- [Exercise aim]: Search the material below for the word "true" and copy every line in which it occurs.

- [Entries shown]:
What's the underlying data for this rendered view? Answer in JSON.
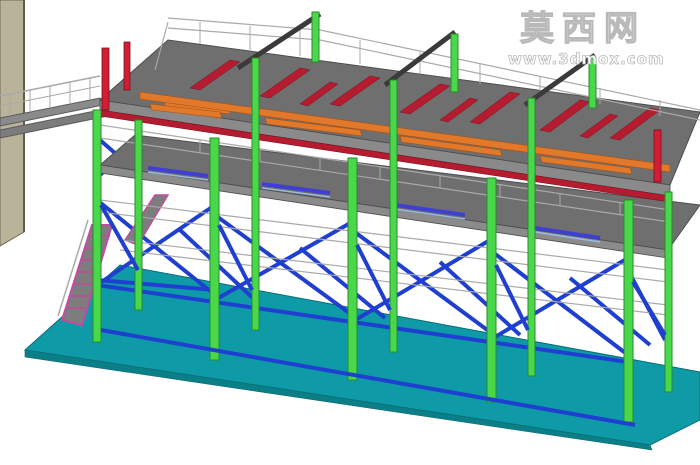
{
  "watermark": {
    "logo_text": "莫西网",
    "url": "www.3dmox.com"
  },
  "colors": {
    "background": "#ffffff",
    "base_slab": "#0e9aa7",
    "column": "#49d84a",
    "brace": "#1f3fd1",
    "deck": "#6f6f6f",
    "railing": "#a9a9a9",
    "red_member": "#d21e35",
    "orange_member": "#e2792a",
    "stair": "#c24aa0",
    "wall": "#b9b39a"
  }
}
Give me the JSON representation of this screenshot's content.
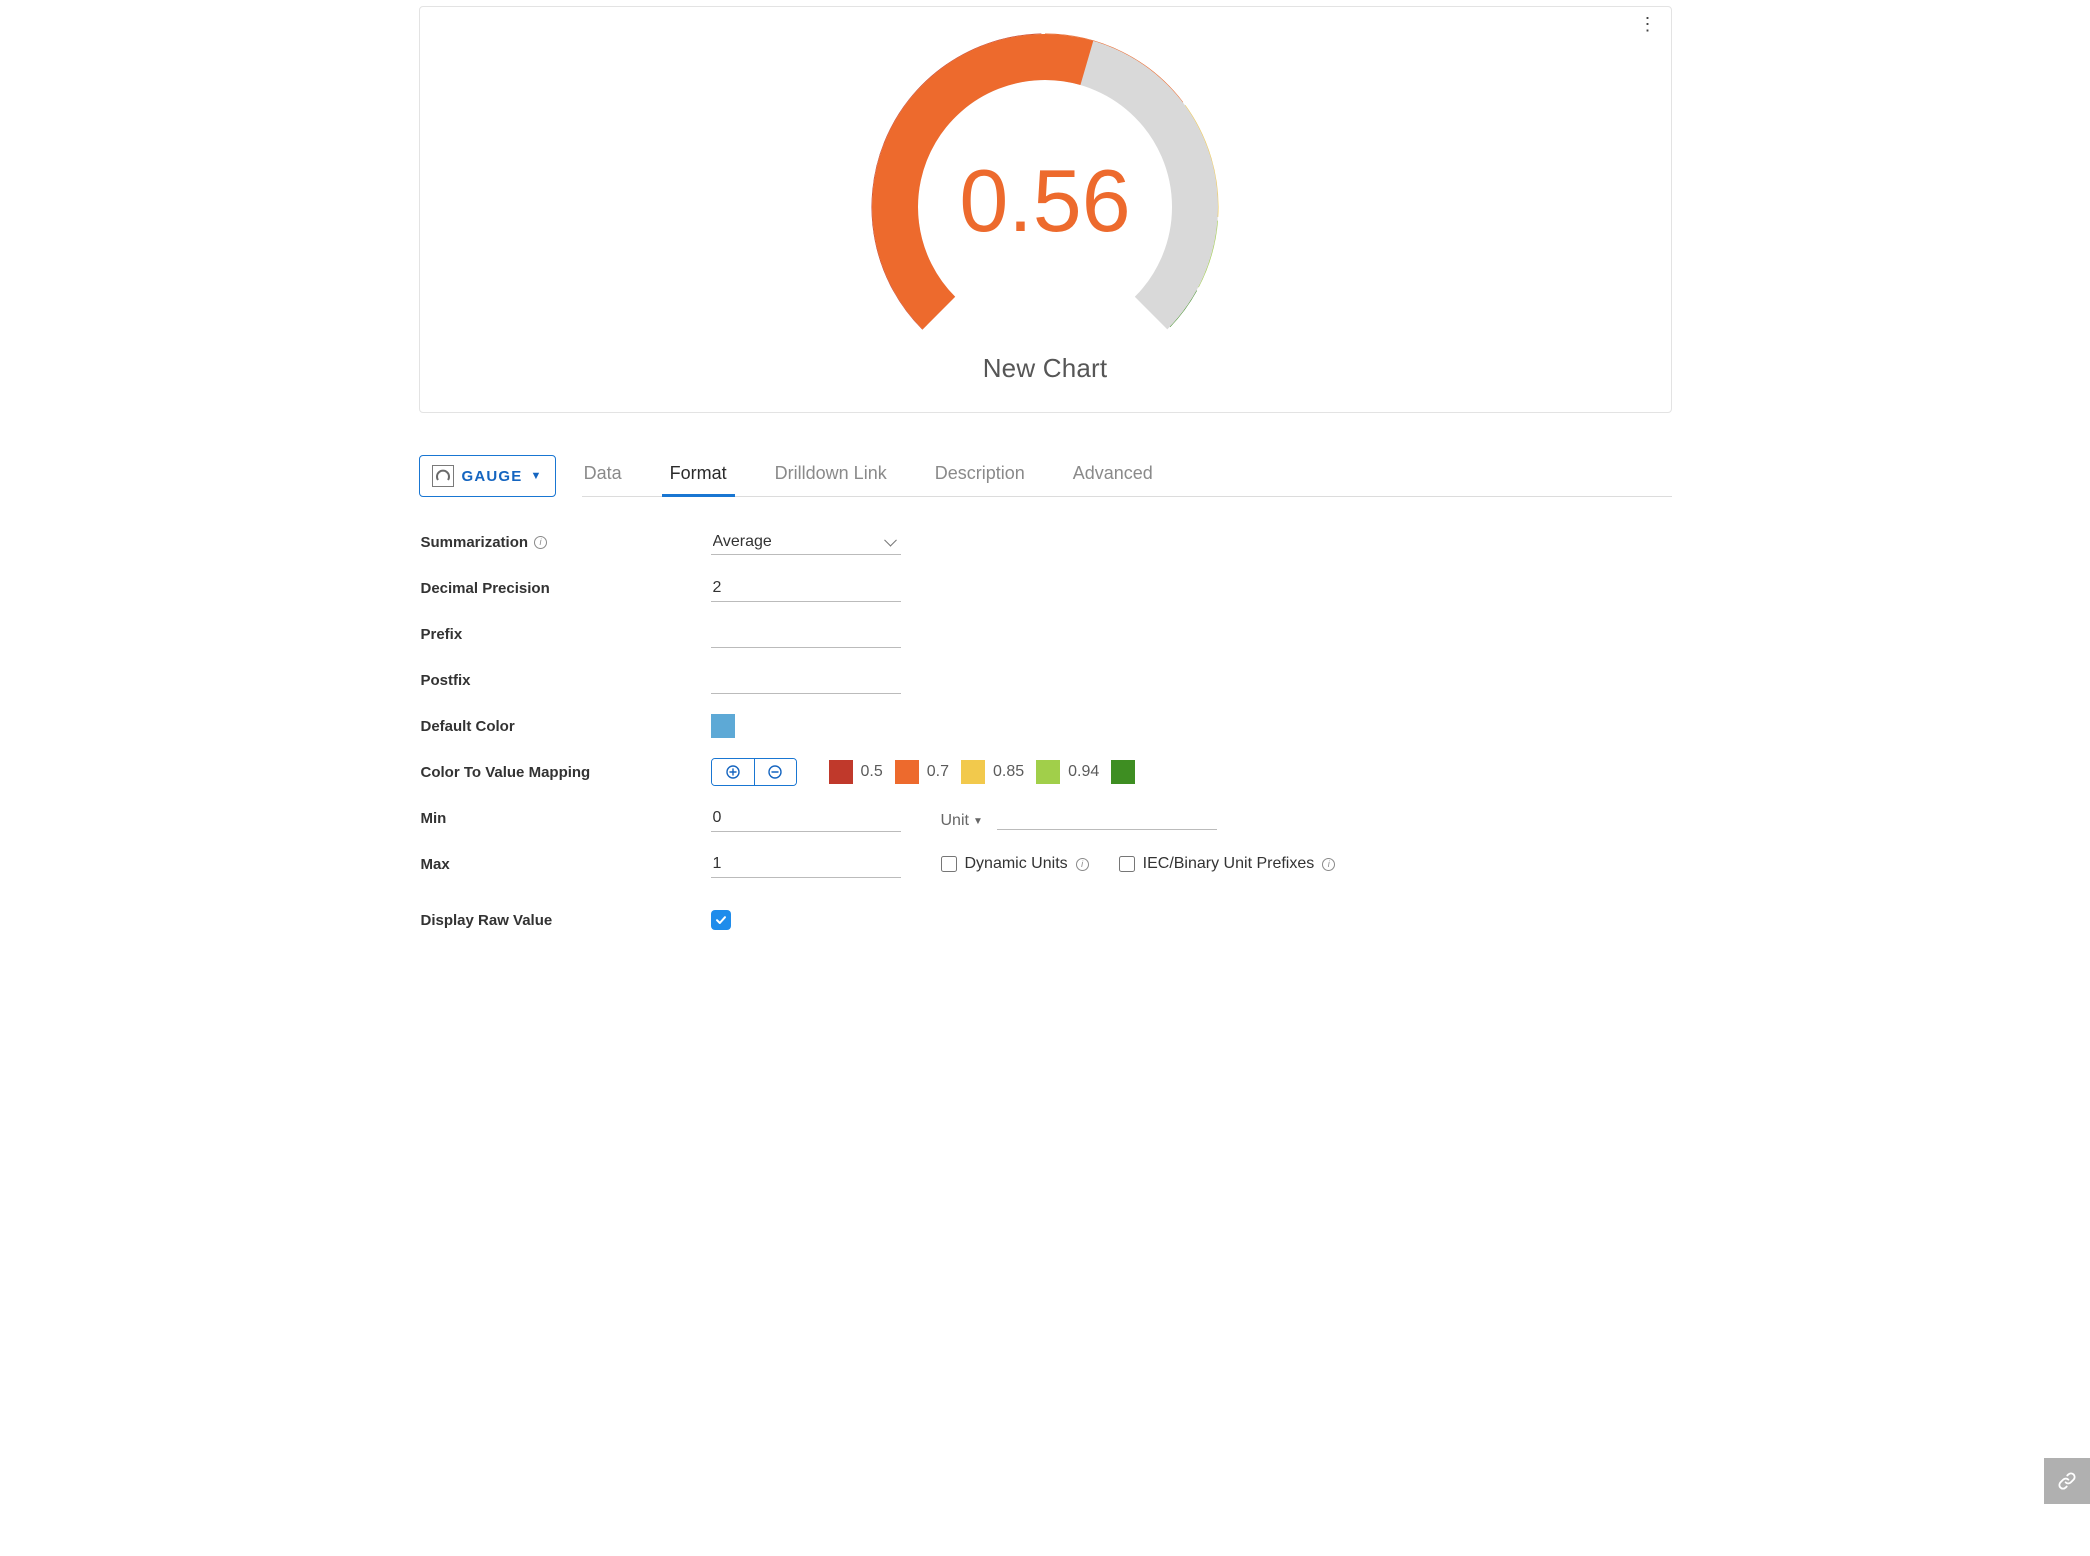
{
  "chart": {
    "title": "New Chart",
    "value_display": "0.56",
    "value_color": "#ED6A2D"
  },
  "chart_data": {
    "type": "gauge",
    "value": 0.56,
    "min": 0,
    "max": 1,
    "decimal_precision": 2,
    "summarization": "Average",
    "title": "New Chart",
    "start_angle_deg": -225,
    "end_angle_deg": 45,
    "color_stops": [
      {
        "upto": 0.5,
        "color": "#C0392B"
      },
      {
        "upto": 0.7,
        "color": "#ED6A2D"
      },
      {
        "upto": 0.85,
        "color": "#F2C94C"
      },
      {
        "upto": 0.94,
        "color": "#A1CF4A"
      },
      {
        "upto": 1.0,
        "color": "#3E8E22"
      }
    ]
  },
  "chart_type_button": {
    "label": "GAUGE"
  },
  "tabs": [
    {
      "label": "Data",
      "active": false
    },
    {
      "label": "Format",
      "active": true
    },
    {
      "label": "Drilldown Link",
      "active": false
    },
    {
      "label": "Description",
      "active": false
    },
    {
      "label": "Advanced",
      "active": false
    }
  ],
  "form": {
    "summarization_label": "Summarization",
    "summarization_value": "Average",
    "decimal_precision_label": "Decimal Precision",
    "decimal_precision_value": "2",
    "prefix_label": "Prefix",
    "prefix_value": "",
    "postfix_label": "Postfix",
    "postfix_value": "",
    "default_color_label": "Default Color",
    "default_color_value": "#5DA9D6",
    "ctv_label": "Color To Value Mapping",
    "ctv_stops": [
      {
        "color": "#C0392B",
        "value": "0.5"
      },
      {
        "color": "#ED6A2D",
        "value": "0.7"
      },
      {
        "color": "#F2C94C",
        "value": "0.85"
      },
      {
        "color": "#A1CF4A",
        "value": "0.94"
      },
      {
        "color": "#3E8E22",
        "value": ""
      }
    ],
    "min_label": "Min",
    "min_value": "0",
    "max_label": "Max",
    "max_value": "1",
    "unit_label": "Unit",
    "dynamic_units_label": "Dynamic Units",
    "iec_prefixes_label": "IEC/Binary Unit Prefixes",
    "display_raw_label": "Display Raw Value",
    "display_raw_checked": true
  }
}
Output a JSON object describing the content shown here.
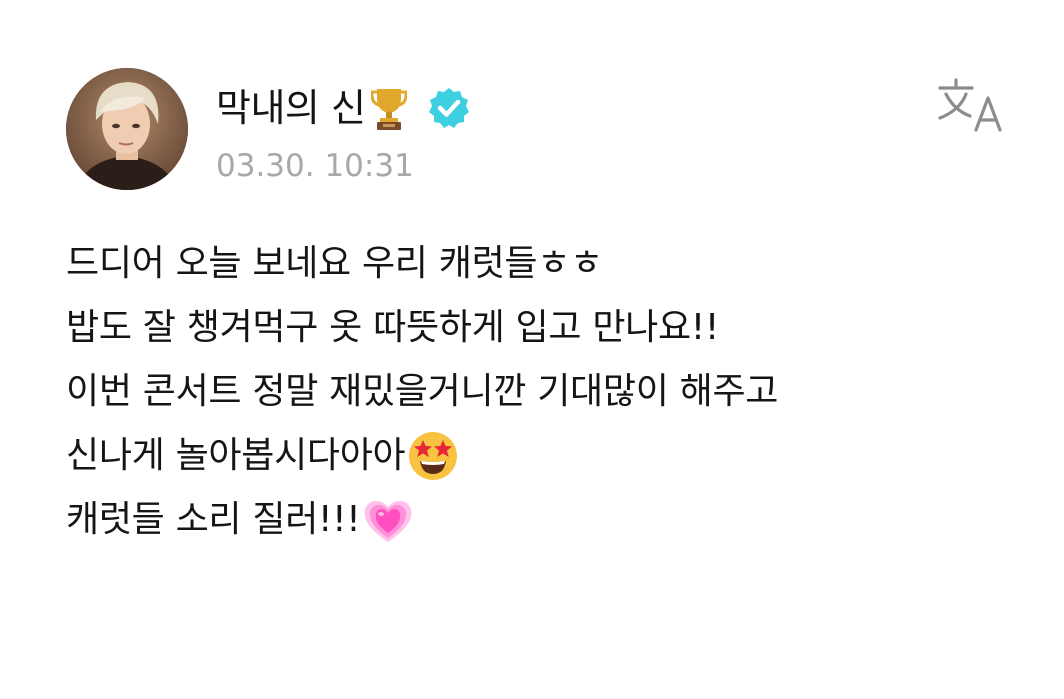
{
  "post": {
    "author": {
      "name": "막내의 신",
      "verified": true,
      "name_emoji": "trophy-icon",
      "avatar": "avatar-photo"
    },
    "timestamp": "03.30. 10:31",
    "translate_icon": "translate-icon",
    "body_lines": [
      {
        "text": "드디어 오늘 보네요 우리 캐럿들ㅎㅎ",
        "emoji": null
      },
      {
        "text": "밥도 잘 챙겨먹구 옷 따뜻하게 입고 만나요!!",
        "emoji": null
      },
      {
        "text": "이번 콘서트 정말 재밌을거니깐 기대많이 해주고",
        "emoji": null
      },
      {
        "text": "신나게 놀아봅시다아아",
        "emoji": "star-struck-emoji"
      },
      {
        "text": "캐럿들 소리 질러!!!",
        "emoji": "growing-heart-emoji"
      }
    ]
  },
  "colors": {
    "text": "#151515",
    "timestamp": "#a8a8a8",
    "verified_badge": "#3ecfe0",
    "translate_icon": "#8c8c8c"
  }
}
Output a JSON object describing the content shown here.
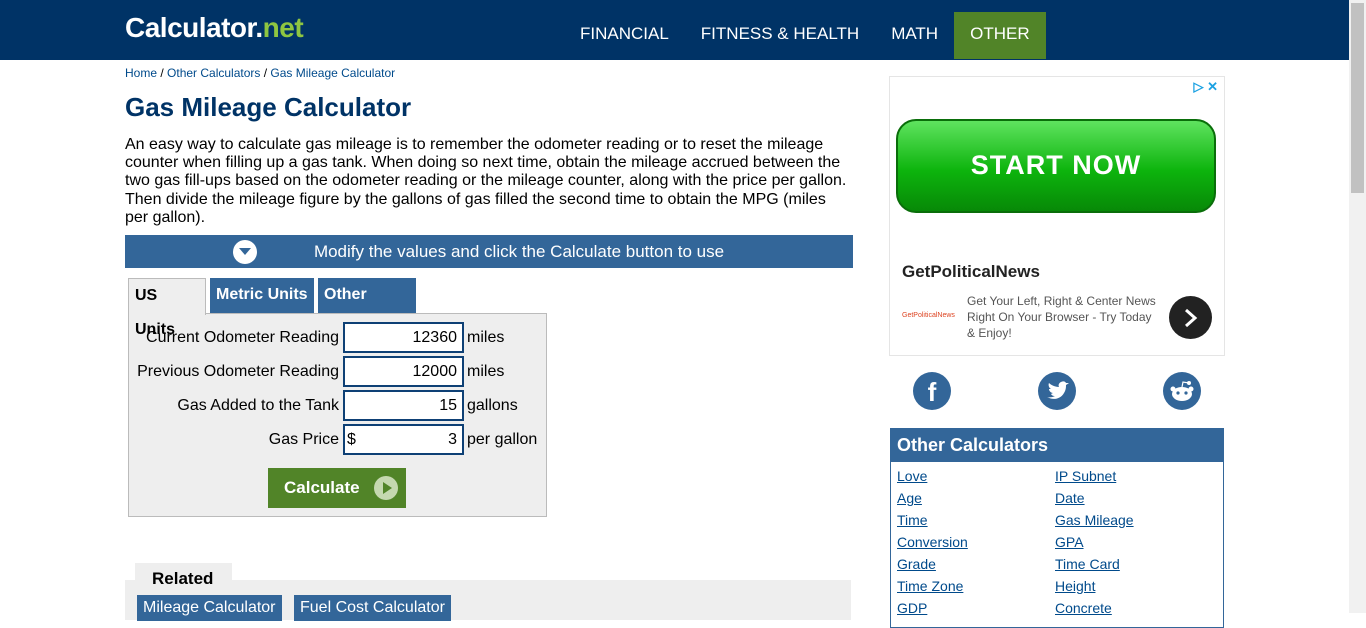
{
  "header": {
    "logo_main": "Calculator.",
    "logo_net": "net",
    "nav": [
      "FINANCIAL",
      "FITNESS & HEALTH",
      "MATH",
      "OTHER"
    ],
    "active_nav": "OTHER"
  },
  "breadcrumb": {
    "home": "Home",
    "sep1": " / ",
    "other": "Other Calculators",
    "sep2": " / ",
    "current": "Gas Mileage Calculator"
  },
  "page": {
    "title": "Gas Mileage Calculator",
    "intro": "An easy way to calculate gas mileage is to remember the odometer reading or to reset the mileage counter when filling up a gas tank. When doing so next time, obtain the mileage accrued between the two gas fill-ups based on the odometer reading or the mileage counter, along with the price per gallon. Then divide the mileage figure by the gallons of gas filled the second time to obtain the MPG (miles per gallon).",
    "modify_text": "Modify the values and click the Calculate button to use"
  },
  "tabs": {
    "us": "US Units",
    "metric": "Metric Units",
    "other": "Other Units"
  },
  "form": {
    "current_label": "Current Odometer Reading",
    "current_value": "12360",
    "current_unit": "miles",
    "previous_label": "Previous Odometer Reading",
    "previous_value": "12000",
    "previous_unit": "miles",
    "gas_label": "Gas Added to the Tank",
    "gas_value": "15",
    "gas_unit": "gallons",
    "price_label": "Gas Price",
    "price_prefix": "$",
    "price_value": "3",
    "price_unit": "per gallon",
    "calculate_label": "Calculate"
  },
  "related": {
    "label": "Related",
    "links": [
      "Mileage Calculator",
      "Fuel Cost Calculator"
    ]
  },
  "ad": {
    "cta": "START NOW",
    "brand": "GetPoliticalNews",
    "logo_text": "GetPoliticalNews",
    "body": "Get Your Left, Right & Center News Right On Your Browser - Try Today & Enjoy!"
  },
  "other_calculators": {
    "title": "Other Calculators",
    "left": [
      "Love",
      "Age",
      "Time",
      "Conversion",
      "Grade",
      "Time Zone",
      "GDP"
    ],
    "right": [
      "IP Subnet",
      "Date",
      "Gas Mileage",
      "GPA",
      "Time Card",
      "Height",
      "Concrete"
    ]
  },
  "colors": {
    "header_bg": "#003366",
    "accent_blue": "#336699",
    "accent_green": "#518428",
    "logo_green": "#8ec641"
  }
}
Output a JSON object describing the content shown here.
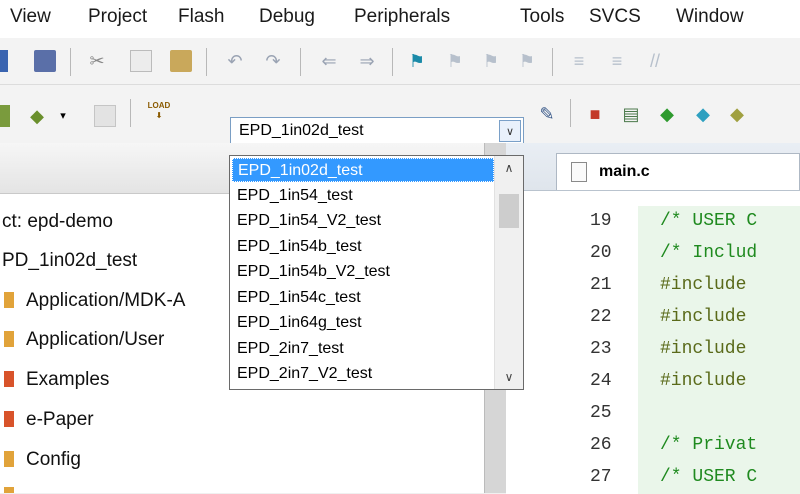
{
  "menu": [
    {
      "label": "View",
      "id": "view"
    },
    {
      "label": "Project",
      "id": "project"
    },
    {
      "label": "Flash",
      "id": "flash"
    },
    {
      "label": "Debug",
      "id": "debug"
    },
    {
      "label": "Peripherals",
      "id": "peripherals"
    },
    {
      "label": "Tools",
      "id": "tools"
    },
    {
      "label": "SVCS",
      "id": "svcs"
    },
    {
      "label": "Window",
      "id": "window"
    }
  ],
  "toolbar2": {
    "load_label": "LOAD",
    "target_value": "EPD_1in02d_test"
  },
  "dropdown": {
    "options": [
      "EPD_1in02d_test",
      "EPD_1in54_test",
      "EPD_1in54_V2_test",
      "EPD_1in54b_test",
      "EPD_1in54b_V2_test",
      "EPD_1in54c_test",
      "EPD_1in64g_test",
      "EPD_2in7_test",
      "EPD_2in7_V2_test"
    ],
    "selected_index": 0
  },
  "project_tree": {
    "project_label": "ct: epd-demo",
    "target_label": "PD_1in02d_test",
    "groups": [
      {
        "label": "Application/MDK-A",
        "color": "#e1a33a"
      },
      {
        "label": "Application/User",
        "color": "#e1a33a"
      },
      {
        "label": "Examples",
        "color": "#d8532a"
      },
      {
        "label": "e-Paper",
        "color": "#d8532a"
      },
      {
        "label": "Config",
        "color": "#e1a33a"
      }
    ]
  },
  "editor": {
    "tab_label": "main.c",
    "lines": [
      {
        "num": "19",
        "text": "/* USER C",
        "kind": "comment"
      },
      {
        "num": "20",
        "text": "/* Includ",
        "kind": "comment"
      },
      {
        "num": "21",
        "text": "#include",
        "kind": "directive"
      },
      {
        "num": "22",
        "text": "#include",
        "kind": "directive"
      },
      {
        "num": "23",
        "text": "#include",
        "kind": "directive"
      },
      {
        "num": "24",
        "text": "#include",
        "kind": "directive"
      },
      {
        "num": "25",
        "text": "",
        "kind": "blank"
      },
      {
        "num": "26",
        "text": "/* Privat",
        "kind": "comment"
      },
      {
        "num": "27",
        "text": "/* USER C",
        "kind": "comment"
      }
    ]
  },
  "colors": {
    "selection": "#3399ff",
    "comment": "#1f8a1f",
    "directive": "#5a6a1a",
    "code_bg": "#eaf6ea"
  }
}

- [Response to the task]:
      "active": true
    "display_raw_checked": true
      "verified": true,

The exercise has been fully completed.